■ Task details ■
Give back all of the data exactly as it stands, with the pictures removed.

(Dataset listings of figures)
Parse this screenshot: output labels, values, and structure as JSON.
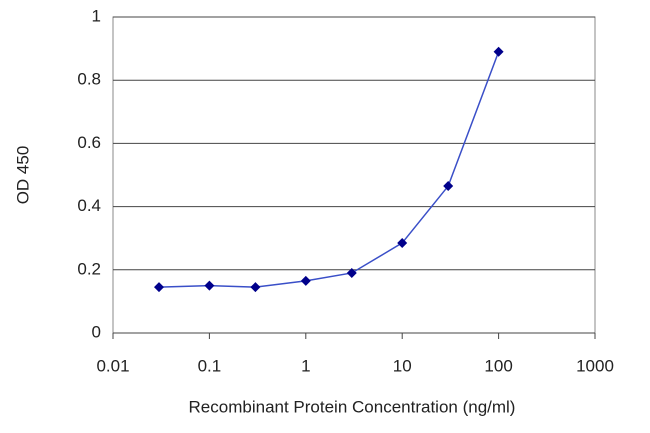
{
  "chart_data": {
    "type": "line",
    "x_label": "Recombinant Protein Concentration (ng/ml)",
    "y_label": "OD 450",
    "x": [
      0.03,
      0.1,
      0.3,
      1,
      3,
      10,
      30,
      100
    ],
    "values": [
      0.145,
      0.15,
      0.145,
      0.165,
      0.19,
      0.285,
      0.465,
      0.89
    ],
    "color": "#00008b",
    "x_log": true,
    "xlim": [
      0.01,
      1000
    ],
    "xticks": [
      0.01,
      0.1,
      1,
      10,
      100,
      1000
    ],
    "ylim": [
      0,
      1
    ],
    "yticks": [
      0,
      0.2,
      0.4,
      0.6,
      0.8,
      1
    ],
    "grid": true
  }
}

■ Exercise output ■
Parse this screenshot: output labels, values, and structure as JSON.
{
  "chart_data": {
    "type": "line",
    "x_label": "Recombinant Protein Concentration (ng/ml)",
    "y_label": "OD 450",
    "x": [
      0.03,
      0.1,
      0.3,
      1,
      3,
      10,
      30,
      100
    ],
    "values": [
      0.145,
      0.15,
      0.145,
      0.165,
      0.19,
      0.285,
      0.465,
      0.89
    ],
    "color": "#00008b",
    "x_log": true,
    "xlim": [
      0.01,
      1000
    ],
    "xticks": [
      0.01,
      0.1,
      1,
      10,
      100,
      1000
    ],
    "ylim": [
      0,
      1
    ],
    "yticks": [
      0,
      0.2,
      0.4,
      0.6,
      0.8,
      1
    ],
    "grid": true
  }
}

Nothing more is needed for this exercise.